Below are entries. Pull out all lines containing "JSON".

Collected data entries
========================

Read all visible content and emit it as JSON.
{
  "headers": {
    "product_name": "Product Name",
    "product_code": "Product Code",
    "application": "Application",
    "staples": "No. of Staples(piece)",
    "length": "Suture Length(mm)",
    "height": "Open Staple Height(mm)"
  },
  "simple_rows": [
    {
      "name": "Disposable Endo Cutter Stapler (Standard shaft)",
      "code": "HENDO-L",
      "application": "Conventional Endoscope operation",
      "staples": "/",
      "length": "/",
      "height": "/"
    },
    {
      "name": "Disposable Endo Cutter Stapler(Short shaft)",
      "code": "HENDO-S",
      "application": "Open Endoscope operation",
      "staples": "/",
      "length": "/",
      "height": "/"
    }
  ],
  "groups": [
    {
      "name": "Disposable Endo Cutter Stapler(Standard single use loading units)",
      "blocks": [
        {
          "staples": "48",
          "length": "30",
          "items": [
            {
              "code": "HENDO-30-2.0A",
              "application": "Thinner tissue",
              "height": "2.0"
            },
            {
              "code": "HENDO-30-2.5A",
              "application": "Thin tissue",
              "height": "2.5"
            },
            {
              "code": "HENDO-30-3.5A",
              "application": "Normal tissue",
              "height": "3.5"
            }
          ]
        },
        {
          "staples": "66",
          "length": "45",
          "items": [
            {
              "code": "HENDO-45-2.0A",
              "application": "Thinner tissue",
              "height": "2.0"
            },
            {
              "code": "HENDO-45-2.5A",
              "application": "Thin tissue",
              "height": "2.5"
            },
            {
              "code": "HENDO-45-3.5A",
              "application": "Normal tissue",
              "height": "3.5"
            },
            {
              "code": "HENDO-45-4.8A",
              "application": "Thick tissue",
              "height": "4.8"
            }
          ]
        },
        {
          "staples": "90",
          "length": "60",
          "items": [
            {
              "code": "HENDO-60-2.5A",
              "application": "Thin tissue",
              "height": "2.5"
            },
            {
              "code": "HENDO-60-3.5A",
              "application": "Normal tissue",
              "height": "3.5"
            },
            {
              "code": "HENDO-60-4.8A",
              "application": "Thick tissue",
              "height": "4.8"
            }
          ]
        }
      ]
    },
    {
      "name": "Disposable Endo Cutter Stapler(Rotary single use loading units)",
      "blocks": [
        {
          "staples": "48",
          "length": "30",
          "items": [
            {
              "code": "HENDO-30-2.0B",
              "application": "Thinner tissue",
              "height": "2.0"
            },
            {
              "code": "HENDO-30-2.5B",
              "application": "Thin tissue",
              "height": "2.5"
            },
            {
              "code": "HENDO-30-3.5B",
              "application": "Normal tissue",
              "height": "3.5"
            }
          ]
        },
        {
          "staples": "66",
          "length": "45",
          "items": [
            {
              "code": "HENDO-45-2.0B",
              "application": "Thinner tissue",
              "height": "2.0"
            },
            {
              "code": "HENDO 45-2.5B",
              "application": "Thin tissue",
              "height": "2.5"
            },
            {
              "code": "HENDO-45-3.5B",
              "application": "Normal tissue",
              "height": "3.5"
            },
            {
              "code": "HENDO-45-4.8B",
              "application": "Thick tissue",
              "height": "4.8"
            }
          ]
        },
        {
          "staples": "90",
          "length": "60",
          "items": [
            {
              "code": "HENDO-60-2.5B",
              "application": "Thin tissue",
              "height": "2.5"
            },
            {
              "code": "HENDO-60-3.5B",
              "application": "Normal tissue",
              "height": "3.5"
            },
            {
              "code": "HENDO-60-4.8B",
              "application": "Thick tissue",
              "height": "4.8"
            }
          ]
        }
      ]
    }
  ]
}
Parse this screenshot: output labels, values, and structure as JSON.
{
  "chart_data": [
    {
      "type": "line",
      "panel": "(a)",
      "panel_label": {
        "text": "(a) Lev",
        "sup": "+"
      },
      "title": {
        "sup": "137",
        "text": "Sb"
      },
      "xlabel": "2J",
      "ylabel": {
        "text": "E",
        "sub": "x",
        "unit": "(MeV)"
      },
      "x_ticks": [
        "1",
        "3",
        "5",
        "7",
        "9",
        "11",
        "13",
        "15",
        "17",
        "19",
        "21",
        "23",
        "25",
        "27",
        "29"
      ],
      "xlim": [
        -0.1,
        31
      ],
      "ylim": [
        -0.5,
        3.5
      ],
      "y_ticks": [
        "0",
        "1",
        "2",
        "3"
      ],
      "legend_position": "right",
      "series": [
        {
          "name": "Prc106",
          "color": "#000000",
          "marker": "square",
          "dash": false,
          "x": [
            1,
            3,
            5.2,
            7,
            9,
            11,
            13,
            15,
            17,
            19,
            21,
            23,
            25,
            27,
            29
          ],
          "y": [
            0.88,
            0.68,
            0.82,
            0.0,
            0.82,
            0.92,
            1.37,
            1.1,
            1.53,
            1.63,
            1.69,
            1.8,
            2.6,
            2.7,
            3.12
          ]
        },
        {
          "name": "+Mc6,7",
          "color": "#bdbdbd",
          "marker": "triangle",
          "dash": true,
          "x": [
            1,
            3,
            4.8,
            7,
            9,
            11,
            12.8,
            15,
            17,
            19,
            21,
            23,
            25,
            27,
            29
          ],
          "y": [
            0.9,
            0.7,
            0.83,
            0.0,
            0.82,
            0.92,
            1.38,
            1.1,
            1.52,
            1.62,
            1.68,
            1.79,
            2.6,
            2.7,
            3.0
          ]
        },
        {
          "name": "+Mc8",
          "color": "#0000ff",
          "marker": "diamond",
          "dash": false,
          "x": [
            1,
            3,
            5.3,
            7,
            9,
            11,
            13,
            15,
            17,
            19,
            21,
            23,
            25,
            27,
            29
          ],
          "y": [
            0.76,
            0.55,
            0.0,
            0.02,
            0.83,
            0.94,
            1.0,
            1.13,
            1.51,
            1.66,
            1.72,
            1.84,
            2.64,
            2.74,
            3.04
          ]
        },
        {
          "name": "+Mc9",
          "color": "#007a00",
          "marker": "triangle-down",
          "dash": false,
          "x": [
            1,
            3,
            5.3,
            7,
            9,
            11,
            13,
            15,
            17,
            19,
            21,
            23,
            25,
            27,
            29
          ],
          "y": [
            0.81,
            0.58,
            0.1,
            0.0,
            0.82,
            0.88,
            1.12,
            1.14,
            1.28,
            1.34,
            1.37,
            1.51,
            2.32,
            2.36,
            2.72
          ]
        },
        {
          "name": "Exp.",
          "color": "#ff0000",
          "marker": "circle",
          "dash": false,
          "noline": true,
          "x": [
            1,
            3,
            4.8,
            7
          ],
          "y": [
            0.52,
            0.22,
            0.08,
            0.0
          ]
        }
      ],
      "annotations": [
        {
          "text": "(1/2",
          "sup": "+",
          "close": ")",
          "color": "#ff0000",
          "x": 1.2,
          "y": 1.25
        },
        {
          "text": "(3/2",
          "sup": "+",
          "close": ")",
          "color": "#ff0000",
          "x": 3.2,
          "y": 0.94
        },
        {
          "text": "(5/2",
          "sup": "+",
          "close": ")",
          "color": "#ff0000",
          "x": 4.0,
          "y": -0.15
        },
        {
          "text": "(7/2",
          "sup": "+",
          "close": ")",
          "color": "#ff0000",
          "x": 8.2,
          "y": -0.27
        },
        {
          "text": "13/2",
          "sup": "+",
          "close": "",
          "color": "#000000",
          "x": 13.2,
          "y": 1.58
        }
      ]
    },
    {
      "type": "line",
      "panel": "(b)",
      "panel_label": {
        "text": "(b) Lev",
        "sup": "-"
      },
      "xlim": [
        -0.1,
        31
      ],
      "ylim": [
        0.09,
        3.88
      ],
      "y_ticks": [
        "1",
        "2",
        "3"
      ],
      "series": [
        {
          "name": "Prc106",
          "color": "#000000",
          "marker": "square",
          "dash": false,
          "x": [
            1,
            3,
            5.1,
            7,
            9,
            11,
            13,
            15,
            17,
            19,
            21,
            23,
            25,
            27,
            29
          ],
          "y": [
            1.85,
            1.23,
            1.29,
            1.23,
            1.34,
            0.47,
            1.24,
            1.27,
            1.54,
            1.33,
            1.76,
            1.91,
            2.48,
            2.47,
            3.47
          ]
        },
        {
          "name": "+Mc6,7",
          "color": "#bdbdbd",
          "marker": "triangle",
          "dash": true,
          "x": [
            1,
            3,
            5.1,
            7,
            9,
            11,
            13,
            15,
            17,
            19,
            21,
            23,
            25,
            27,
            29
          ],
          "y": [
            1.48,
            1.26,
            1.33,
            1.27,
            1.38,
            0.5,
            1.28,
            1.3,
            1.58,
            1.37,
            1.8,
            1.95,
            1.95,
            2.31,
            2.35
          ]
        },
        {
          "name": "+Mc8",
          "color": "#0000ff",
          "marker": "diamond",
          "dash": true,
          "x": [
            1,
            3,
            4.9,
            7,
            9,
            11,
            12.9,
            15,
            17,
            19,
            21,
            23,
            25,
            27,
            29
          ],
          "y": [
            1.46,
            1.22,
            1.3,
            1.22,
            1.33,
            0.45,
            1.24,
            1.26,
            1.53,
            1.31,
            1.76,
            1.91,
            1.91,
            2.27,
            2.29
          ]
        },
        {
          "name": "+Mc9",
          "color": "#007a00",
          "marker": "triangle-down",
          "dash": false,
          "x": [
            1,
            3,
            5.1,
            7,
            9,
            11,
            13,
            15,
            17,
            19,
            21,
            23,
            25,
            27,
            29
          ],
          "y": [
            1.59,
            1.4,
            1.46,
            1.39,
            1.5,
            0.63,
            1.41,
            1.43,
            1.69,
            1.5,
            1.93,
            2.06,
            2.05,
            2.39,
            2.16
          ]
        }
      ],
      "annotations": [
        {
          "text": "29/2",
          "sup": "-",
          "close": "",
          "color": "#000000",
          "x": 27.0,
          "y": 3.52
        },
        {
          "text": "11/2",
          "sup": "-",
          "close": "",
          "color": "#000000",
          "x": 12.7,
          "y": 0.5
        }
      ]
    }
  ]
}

========================

### [Correct answer]
Read all visible content and emit it as JSON.
Parse this screenshot: output labels, values, and structure as JSON.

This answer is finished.